_Written exercise_
Could you write these lines out again unchanged, leaving out the pictures?

_Stored data_
◆ ◆ ◆ ◆ ◆ ◆ ◆
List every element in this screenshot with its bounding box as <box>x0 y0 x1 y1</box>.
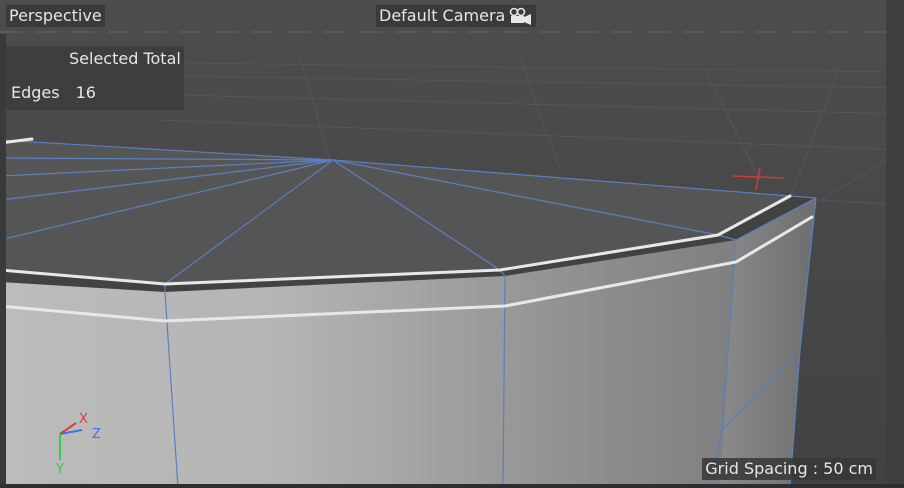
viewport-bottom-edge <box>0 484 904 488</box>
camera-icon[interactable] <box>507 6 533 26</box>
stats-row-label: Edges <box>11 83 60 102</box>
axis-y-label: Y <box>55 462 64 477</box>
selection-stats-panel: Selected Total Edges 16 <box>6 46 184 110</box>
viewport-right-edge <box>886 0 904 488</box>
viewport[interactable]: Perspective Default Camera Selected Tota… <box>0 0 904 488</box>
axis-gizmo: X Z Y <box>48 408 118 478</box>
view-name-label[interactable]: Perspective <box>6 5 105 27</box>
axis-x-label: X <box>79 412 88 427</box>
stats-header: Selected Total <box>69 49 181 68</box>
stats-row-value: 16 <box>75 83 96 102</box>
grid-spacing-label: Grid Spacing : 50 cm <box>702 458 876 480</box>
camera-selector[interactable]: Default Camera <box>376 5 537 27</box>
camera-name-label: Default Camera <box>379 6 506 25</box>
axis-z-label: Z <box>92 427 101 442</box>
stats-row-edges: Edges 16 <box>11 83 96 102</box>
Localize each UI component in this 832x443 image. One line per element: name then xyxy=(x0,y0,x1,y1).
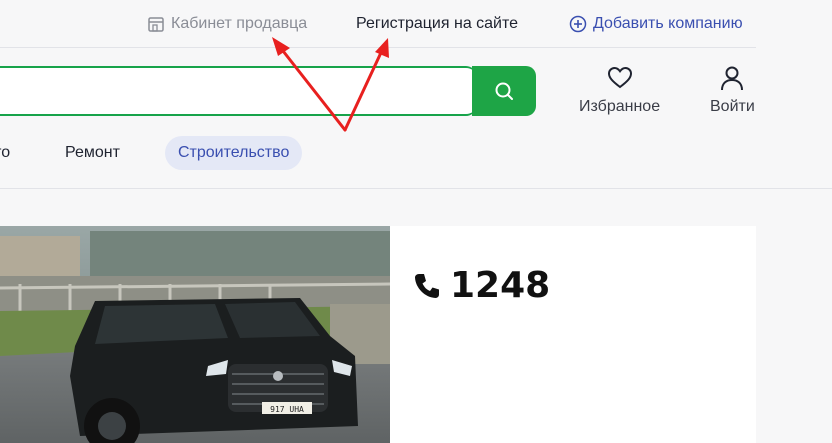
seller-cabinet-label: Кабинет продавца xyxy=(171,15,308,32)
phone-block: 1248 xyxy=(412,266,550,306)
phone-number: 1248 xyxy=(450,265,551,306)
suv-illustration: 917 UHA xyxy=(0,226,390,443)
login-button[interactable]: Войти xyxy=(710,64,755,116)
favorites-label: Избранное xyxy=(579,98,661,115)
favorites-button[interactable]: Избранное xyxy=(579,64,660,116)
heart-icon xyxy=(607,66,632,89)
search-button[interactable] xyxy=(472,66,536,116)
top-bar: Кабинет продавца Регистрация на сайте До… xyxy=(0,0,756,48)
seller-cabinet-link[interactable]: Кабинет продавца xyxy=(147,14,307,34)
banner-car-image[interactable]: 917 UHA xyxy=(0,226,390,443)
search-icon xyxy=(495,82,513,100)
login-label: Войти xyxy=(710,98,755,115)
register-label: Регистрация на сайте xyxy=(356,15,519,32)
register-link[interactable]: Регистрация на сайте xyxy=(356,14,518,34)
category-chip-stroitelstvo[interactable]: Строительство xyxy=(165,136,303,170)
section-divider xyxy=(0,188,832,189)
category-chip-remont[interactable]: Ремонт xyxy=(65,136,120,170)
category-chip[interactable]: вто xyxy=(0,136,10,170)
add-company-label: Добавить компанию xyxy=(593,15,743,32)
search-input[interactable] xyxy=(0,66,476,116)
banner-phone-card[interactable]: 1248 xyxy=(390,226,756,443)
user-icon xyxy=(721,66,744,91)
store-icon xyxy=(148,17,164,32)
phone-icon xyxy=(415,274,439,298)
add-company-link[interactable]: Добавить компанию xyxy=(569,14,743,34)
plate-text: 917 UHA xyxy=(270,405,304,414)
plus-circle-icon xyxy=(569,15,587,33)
◆ ◆ ◆ ◆ ◆ ◆ ◆
_Finished exercise_
List every element in this screenshot with its bounding box as <box>x0 y0 x1 y1</box>.
viewport-bottom-edge <box>0 484 904 488</box>
camera-icon[interactable] <box>507 6 533 26</box>
stats-row-label: Edges <box>11 83 60 102</box>
axis-y-label: Y <box>55 462 64 477</box>
selection-stats-panel: Selected Total Edges 16 <box>6 46 184 110</box>
viewport-right-edge <box>886 0 904 488</box>
viewport[interactable]: Perspective Default Camera Selected Tota… <box>0 0 904 488</box>
axis-gizmo: X Z Y <box>48 408 118 478</box>
view-name-label[interactable]: Perspective <box>6 5 105 27</box>
axis-x-label: X <box>79 412 88 427</box>
stats-header: Selected Total <box>69 49 181 68</box>
stats-row-value: 16 <box>75 83 96 102</box>
grid-spacing-label: Grid Spacing : 50 cm <box>702 458 876 480</box>
camera-selector[interactable]: Default Camera <box>376 5 537 27</box>
camera-name-label: Default Camera <box>379 6 506 25</box>
axis-z-label: Z <box>92 427 101 442</box>
stats-row-edges: Edges 16 <box>11 83 96 102</box>
Localize each UI component in this 832x443 image. One line per element: name then xyxy=(x0,y0,x1,y1).
seller-cabinet-label: Кабинет продавца xyxy=(171,15,308,32)
phone-block: 1248 xyxy=(412,266,550,306)
phone-number: 1248 xyxy=(450,265,551,306)
suv-illustration: 917 UHA xyxy=(0,226,390,443)
login-button[interactable]: Войти xyxy=(710,64,755,116)
favorites-label: Избранное xyxy=(579,98,661,115)
favorites-button[interactable]: Избранное xyxy=(579,64,660,116)
heart-icon xyxy=(607,66,632,89)
search-button[interactable] xyxy=(472,66,536,116)
top-bar: Кабинет продавца Регистрация на сайте До… xyxy=(0,0,756,48)
seller-cabinet-link[interactable]: Кабинет продавца xyxy=(147,14,307,34)
banner-car-image[interactable]: 917 UHA xyxy=(0,226,390,443)
search-icon xyxy=(495,82,513,100)
login-label: Войти xyxy=(710,98,755,115)
register-label: Регистрация на сайте xyxy=(356,15,519,32)
register-link[interactable]: Регистрация на сайте xyxy=(356,14,518,34)
category-chip-stroitelstvo[interactable]: Строительство xyxy=(165,136,303,170)
section-divider xyxy=(0,188,832,189)
category-chip-remont[interactable]: Ремонт xyxy=(65,136,120,170)
category-chip[interactable]: вто xyxy=(0,136,10,170)
add-company-label: Добавить компанию xyxy=(593,15,743,32)
search-input[interactable] xyxy=(0,66,476,116)
banner-phone-card[interactable]: 1248 xyxy=(390,226,756,443)
user-icon xyxy=(721,66,744,91)
store-icon xyxy=(148,17,164,32)
phone-icon xyxy=(415,274,439,298)
add-company-link[interactable]: Добавить компанию xyxy=(569,14,743,34)
plate-text: 917 UHA xyxy=(270,405,304,414)
plus-circle-icon xyxy=(569,15,587,33)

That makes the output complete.